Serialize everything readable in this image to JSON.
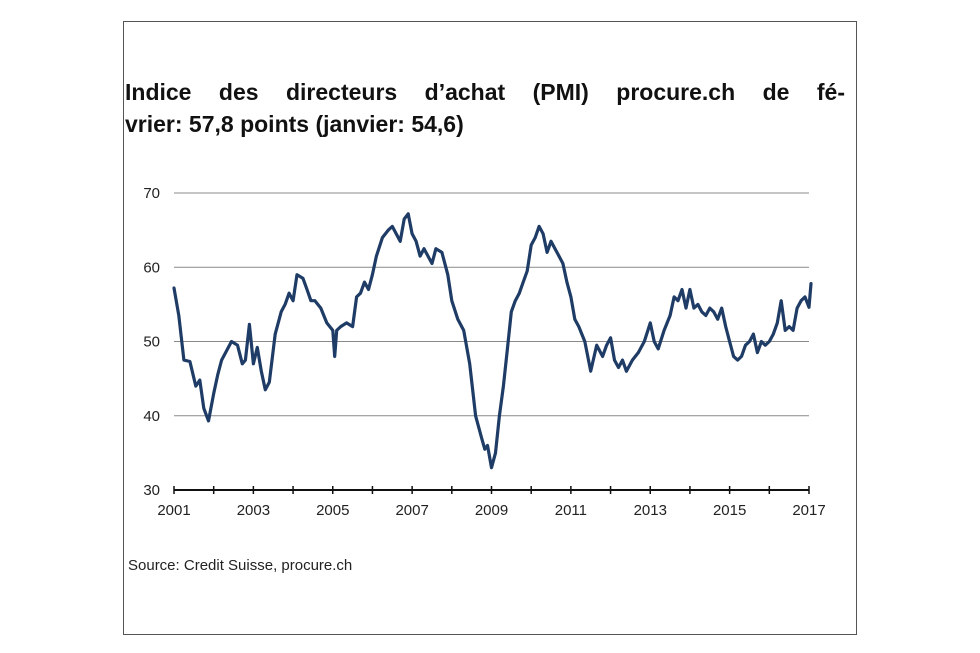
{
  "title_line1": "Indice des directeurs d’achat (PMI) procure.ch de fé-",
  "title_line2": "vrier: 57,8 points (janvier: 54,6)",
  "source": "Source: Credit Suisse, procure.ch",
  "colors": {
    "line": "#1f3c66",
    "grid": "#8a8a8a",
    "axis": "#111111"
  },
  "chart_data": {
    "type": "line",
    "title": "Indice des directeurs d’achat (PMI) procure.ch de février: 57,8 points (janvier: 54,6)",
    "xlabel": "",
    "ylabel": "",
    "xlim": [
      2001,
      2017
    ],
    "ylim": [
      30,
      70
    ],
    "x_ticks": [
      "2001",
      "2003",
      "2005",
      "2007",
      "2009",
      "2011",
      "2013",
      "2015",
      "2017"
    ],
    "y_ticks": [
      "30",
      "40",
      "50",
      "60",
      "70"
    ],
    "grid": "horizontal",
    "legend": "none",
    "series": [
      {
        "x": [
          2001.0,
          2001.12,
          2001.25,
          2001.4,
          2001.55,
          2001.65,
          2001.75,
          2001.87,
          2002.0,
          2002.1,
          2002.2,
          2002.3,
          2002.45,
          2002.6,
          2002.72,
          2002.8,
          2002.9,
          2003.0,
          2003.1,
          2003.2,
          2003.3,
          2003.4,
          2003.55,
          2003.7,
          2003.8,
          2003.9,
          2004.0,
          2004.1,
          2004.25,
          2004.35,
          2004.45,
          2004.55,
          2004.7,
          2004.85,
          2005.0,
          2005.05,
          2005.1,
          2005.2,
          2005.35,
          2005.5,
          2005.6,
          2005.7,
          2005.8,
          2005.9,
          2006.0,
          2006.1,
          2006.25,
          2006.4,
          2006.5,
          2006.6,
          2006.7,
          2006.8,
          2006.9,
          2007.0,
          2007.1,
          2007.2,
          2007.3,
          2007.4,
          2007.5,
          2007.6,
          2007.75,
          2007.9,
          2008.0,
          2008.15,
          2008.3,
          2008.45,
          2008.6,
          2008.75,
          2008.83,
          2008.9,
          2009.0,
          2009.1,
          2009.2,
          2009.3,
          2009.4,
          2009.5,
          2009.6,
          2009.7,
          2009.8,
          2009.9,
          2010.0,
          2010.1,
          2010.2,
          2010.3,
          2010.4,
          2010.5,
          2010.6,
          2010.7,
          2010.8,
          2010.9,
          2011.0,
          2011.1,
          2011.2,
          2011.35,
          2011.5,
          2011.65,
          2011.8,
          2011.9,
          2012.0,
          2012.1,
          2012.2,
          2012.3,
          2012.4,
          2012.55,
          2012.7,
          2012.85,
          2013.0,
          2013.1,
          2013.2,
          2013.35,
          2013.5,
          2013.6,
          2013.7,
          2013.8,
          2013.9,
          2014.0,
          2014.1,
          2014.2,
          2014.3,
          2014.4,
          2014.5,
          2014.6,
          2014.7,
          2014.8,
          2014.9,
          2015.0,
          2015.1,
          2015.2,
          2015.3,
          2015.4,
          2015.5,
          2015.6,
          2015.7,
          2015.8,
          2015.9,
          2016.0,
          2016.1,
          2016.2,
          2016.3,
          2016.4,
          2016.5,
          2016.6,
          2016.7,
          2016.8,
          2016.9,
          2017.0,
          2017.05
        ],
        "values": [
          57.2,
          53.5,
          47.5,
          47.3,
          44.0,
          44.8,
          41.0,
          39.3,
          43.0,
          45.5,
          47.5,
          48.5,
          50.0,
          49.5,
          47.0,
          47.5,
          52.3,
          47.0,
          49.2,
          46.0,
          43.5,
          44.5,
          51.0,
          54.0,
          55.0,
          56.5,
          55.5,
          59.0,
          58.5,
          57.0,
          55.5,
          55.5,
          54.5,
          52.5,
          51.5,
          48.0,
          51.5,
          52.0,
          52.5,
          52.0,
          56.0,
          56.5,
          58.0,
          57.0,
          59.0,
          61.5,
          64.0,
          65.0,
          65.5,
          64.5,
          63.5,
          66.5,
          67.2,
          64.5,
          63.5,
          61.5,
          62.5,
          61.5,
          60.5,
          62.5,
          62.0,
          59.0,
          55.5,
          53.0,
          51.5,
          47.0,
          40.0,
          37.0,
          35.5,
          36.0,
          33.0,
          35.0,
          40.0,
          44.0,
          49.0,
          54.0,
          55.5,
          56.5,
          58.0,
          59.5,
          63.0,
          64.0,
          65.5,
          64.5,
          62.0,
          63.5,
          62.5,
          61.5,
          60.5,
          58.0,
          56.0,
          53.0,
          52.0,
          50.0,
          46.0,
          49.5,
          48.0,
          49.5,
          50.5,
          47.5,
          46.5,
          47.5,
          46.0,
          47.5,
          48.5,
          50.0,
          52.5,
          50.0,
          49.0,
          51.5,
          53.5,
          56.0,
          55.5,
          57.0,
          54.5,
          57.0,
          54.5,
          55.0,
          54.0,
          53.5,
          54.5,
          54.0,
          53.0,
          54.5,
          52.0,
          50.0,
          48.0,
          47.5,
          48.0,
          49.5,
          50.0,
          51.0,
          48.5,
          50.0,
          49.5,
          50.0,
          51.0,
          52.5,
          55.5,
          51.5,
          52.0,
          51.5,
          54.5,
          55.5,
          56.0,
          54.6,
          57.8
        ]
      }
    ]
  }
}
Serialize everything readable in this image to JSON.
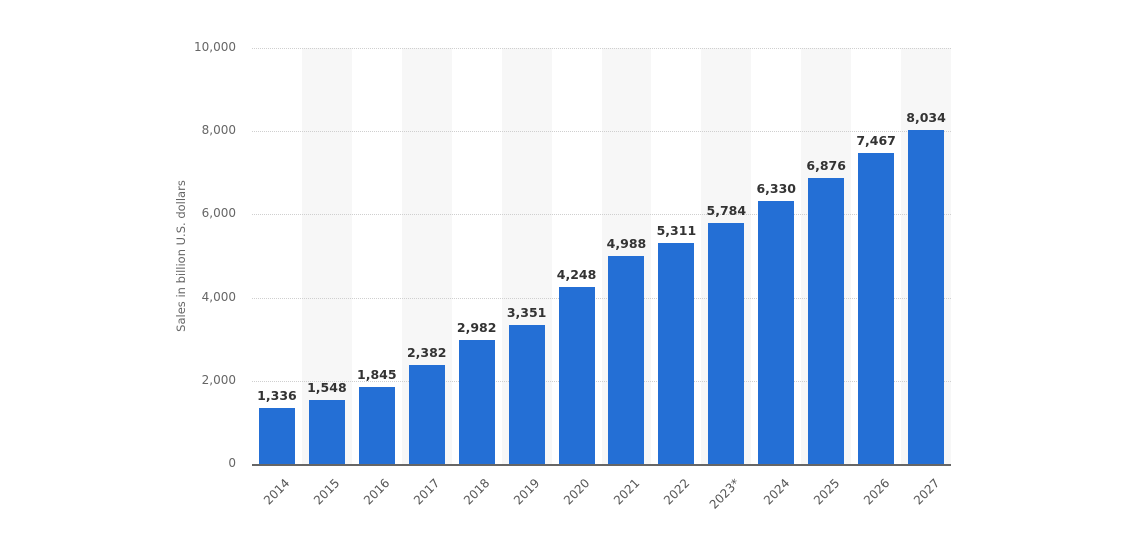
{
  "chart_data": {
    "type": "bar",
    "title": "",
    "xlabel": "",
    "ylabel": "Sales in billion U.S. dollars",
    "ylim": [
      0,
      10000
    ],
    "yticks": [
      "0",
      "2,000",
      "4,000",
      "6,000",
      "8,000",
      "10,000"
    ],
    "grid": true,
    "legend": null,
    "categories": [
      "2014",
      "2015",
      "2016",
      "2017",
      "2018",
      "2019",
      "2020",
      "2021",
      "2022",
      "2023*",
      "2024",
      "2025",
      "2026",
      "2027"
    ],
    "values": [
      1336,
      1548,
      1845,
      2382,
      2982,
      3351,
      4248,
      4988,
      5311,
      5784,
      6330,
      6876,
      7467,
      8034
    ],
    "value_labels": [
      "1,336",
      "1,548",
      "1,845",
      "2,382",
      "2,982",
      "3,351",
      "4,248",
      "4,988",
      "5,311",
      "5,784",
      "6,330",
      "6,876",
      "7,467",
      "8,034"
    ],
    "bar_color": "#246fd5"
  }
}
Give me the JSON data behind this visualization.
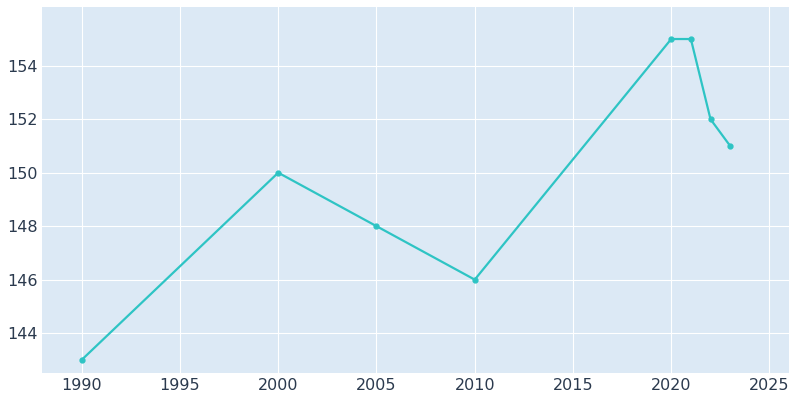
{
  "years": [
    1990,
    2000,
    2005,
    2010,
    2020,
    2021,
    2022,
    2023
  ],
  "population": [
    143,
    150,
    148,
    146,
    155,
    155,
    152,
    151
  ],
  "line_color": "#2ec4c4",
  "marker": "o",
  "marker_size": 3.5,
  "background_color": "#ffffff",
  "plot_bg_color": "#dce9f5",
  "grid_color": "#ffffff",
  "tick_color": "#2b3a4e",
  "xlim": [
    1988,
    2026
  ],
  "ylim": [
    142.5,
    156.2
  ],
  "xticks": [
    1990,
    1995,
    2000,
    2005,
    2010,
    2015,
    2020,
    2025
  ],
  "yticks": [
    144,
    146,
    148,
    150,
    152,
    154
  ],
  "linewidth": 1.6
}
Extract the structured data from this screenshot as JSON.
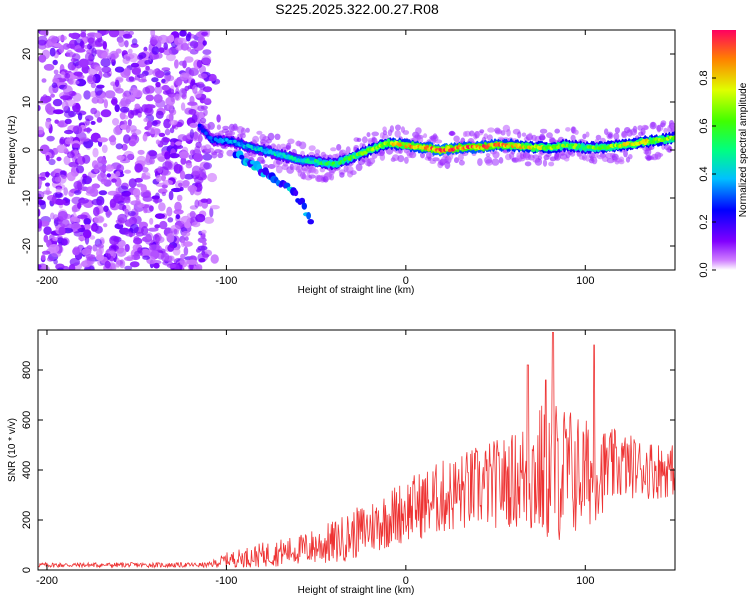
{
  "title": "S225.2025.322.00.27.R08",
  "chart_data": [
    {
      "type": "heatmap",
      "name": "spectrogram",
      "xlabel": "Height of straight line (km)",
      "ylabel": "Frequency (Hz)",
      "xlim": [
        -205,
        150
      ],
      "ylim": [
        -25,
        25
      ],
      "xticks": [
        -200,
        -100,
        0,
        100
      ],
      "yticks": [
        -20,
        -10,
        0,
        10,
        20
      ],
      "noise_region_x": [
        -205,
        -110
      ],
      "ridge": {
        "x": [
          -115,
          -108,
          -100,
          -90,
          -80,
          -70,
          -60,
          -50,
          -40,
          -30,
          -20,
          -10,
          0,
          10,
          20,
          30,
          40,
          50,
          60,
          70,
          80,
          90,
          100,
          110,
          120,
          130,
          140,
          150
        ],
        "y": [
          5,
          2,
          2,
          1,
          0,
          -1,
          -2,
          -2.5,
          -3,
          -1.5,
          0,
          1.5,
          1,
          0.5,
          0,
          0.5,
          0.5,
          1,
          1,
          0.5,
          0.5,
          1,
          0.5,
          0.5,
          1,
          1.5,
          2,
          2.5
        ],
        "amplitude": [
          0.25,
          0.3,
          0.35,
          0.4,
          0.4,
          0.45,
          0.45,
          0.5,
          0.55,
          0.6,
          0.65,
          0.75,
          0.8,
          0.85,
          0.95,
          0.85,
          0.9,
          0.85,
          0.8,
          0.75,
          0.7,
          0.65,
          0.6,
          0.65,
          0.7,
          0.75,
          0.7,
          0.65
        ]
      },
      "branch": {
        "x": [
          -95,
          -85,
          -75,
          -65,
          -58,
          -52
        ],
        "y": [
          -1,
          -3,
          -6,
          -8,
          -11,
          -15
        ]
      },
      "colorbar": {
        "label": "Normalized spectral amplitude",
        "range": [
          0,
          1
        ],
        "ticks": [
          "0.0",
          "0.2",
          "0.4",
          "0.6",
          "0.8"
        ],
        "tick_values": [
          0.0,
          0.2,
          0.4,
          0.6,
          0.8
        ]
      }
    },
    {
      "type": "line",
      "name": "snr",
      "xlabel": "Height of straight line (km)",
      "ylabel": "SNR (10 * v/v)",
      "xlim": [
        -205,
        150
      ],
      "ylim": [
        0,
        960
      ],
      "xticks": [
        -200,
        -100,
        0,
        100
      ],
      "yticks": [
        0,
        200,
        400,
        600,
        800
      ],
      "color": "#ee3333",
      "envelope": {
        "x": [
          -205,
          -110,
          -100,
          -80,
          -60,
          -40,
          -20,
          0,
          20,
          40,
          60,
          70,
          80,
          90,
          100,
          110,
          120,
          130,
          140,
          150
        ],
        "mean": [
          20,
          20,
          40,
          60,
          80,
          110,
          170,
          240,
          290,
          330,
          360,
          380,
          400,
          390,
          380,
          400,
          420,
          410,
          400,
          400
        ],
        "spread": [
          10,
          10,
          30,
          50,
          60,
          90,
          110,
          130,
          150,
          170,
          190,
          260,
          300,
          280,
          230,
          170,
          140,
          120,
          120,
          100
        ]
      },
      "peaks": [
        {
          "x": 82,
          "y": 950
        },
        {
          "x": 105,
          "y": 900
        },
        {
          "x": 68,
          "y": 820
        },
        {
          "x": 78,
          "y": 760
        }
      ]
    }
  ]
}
--
Work instructions
Identify each line in the entries with the word "ffffff" and copy it.

Finished answer
  "background_color": "#ffffff",
  "grid_color": "#ffffff",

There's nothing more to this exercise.